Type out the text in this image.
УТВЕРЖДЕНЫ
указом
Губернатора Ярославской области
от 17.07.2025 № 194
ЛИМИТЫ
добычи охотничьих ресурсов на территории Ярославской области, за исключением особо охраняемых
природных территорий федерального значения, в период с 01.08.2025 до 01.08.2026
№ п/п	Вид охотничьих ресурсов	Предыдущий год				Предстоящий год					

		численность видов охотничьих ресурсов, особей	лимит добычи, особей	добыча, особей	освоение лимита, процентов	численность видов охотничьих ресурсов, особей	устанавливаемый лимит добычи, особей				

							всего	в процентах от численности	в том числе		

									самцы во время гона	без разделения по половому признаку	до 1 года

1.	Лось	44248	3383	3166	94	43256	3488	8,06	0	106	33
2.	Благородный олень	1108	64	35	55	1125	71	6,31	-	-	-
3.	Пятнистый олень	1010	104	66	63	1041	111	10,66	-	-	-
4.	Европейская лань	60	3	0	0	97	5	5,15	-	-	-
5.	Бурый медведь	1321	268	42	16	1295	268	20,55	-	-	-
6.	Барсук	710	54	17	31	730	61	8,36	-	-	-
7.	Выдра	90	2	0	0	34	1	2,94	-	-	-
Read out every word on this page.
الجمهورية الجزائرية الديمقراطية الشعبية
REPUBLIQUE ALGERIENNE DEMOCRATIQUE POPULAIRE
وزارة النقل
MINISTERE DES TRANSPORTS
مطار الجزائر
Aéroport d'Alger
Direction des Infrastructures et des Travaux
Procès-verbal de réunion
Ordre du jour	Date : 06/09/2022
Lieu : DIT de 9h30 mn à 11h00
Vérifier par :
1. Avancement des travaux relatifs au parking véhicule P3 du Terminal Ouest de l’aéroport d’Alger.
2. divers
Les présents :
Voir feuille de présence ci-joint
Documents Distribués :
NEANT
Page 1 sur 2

· · · ·

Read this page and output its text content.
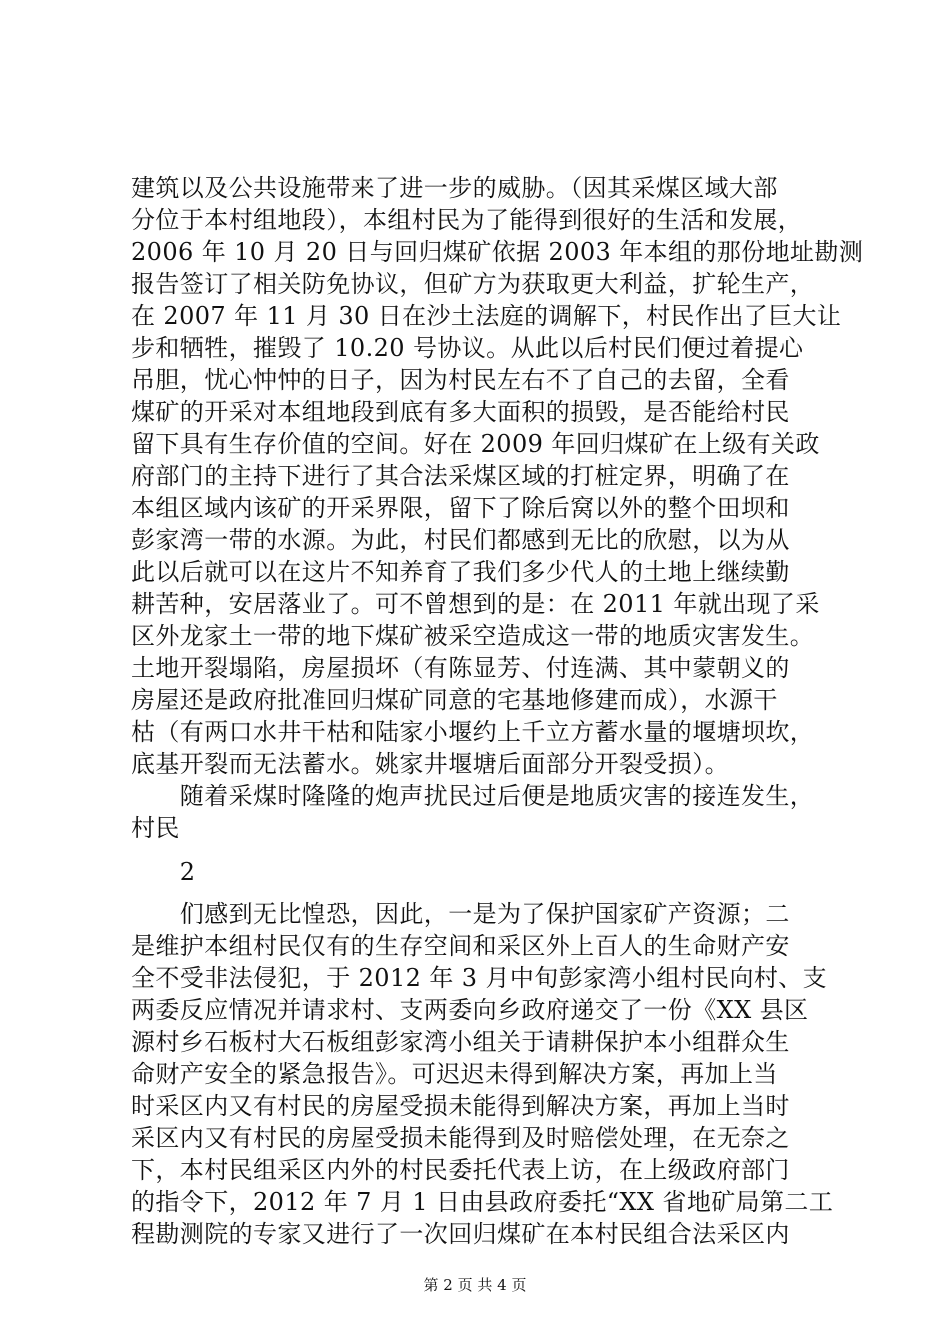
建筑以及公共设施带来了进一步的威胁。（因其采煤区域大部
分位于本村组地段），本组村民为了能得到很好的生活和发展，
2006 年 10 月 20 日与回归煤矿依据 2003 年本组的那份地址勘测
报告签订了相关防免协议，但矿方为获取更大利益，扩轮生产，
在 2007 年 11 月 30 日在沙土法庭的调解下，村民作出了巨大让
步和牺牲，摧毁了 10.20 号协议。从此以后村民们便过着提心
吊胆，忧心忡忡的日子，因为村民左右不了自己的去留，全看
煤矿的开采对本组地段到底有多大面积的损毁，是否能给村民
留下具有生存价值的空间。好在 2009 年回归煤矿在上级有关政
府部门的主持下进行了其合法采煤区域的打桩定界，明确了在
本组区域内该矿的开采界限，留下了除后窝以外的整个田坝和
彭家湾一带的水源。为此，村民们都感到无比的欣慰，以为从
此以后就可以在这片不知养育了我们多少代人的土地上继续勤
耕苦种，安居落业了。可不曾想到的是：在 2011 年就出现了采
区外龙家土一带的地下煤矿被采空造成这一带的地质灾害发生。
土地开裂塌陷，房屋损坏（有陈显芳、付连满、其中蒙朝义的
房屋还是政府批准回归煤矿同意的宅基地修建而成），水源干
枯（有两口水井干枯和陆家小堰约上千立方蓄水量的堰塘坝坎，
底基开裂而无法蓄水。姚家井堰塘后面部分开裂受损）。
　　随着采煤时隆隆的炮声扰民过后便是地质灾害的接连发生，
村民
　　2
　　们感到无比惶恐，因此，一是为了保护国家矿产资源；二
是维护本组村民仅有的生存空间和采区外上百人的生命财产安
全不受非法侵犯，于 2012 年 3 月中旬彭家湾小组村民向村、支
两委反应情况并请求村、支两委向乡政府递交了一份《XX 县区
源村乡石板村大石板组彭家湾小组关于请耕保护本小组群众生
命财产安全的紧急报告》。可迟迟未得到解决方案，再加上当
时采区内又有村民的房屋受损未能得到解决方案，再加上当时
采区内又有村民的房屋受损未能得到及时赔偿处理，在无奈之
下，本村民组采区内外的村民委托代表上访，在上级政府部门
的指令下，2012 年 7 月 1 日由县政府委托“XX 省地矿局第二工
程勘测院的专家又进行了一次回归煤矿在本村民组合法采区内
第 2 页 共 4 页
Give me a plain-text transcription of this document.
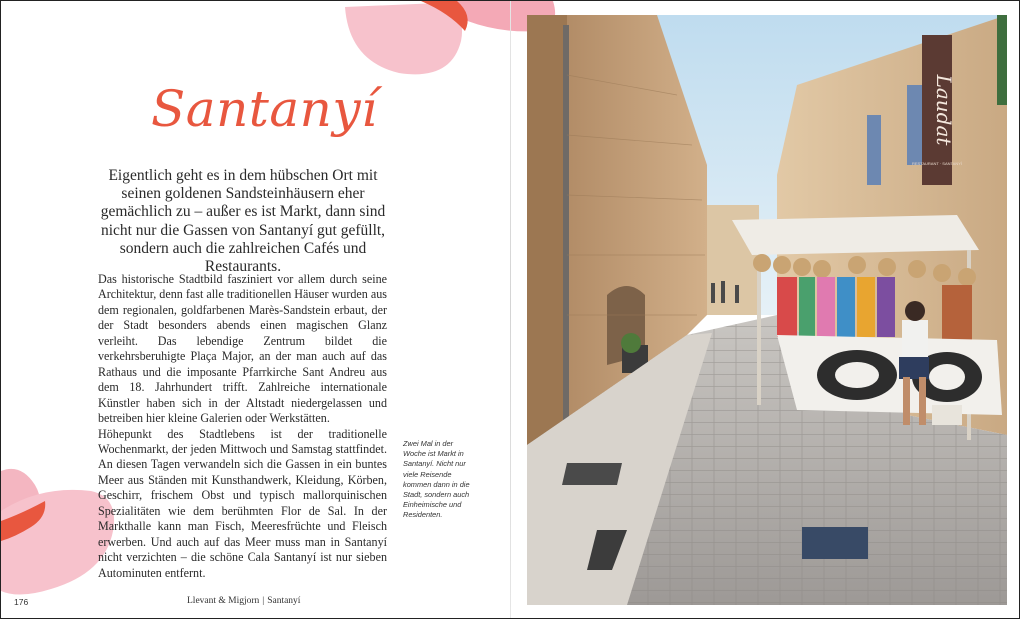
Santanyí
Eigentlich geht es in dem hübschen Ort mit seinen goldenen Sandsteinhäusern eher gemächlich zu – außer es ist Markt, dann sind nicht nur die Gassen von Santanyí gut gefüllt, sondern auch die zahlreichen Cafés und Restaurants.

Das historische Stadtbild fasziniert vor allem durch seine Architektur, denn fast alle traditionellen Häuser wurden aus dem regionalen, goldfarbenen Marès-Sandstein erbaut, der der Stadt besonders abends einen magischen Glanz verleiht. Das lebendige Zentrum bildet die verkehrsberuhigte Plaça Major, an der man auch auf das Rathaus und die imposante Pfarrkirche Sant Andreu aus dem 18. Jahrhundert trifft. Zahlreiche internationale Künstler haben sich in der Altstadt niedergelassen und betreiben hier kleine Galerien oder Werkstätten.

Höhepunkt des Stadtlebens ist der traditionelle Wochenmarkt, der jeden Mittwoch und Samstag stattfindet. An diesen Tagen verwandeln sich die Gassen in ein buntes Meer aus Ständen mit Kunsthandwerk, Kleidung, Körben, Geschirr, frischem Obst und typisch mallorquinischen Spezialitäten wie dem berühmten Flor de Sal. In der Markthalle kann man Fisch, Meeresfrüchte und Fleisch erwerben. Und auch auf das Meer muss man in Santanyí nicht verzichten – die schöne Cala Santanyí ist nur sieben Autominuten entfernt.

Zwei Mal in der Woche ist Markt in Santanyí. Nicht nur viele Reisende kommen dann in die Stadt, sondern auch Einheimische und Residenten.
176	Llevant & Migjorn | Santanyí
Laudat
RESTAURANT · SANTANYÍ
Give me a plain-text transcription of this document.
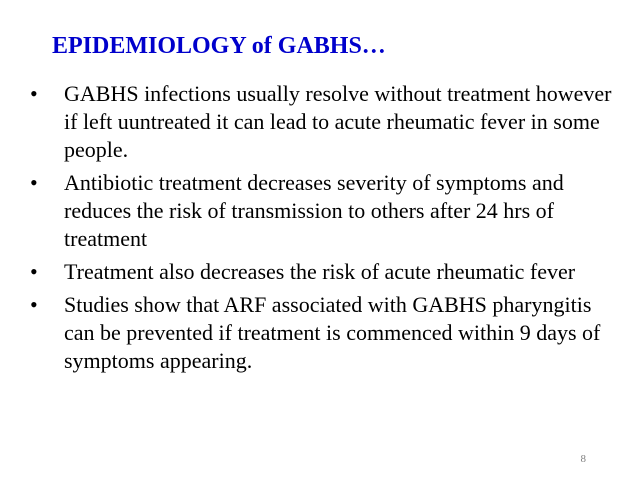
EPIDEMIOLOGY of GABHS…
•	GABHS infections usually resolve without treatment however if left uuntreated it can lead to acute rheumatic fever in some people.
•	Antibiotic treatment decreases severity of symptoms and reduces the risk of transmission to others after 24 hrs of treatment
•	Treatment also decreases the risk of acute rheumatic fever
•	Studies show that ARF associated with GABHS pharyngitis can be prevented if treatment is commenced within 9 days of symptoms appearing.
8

· · · ·

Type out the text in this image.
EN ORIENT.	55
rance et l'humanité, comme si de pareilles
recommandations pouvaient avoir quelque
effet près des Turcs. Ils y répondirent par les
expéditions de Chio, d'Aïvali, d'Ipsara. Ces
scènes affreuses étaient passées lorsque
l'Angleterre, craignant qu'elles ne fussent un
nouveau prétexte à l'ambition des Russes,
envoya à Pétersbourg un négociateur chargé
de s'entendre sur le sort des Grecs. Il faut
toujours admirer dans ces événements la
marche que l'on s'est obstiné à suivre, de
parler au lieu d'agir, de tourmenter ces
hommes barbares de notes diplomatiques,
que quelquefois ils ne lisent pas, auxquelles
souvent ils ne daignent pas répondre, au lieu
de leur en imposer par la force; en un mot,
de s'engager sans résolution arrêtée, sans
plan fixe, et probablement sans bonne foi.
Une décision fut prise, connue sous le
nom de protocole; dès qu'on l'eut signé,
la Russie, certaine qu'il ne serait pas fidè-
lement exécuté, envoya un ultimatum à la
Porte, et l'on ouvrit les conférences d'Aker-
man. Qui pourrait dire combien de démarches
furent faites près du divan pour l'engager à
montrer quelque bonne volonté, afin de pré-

· · · ·

# [Written exercise]
Respond with nothing but the number of lines in the entries that contain the string "ресурсов".

# [Answer in full]
3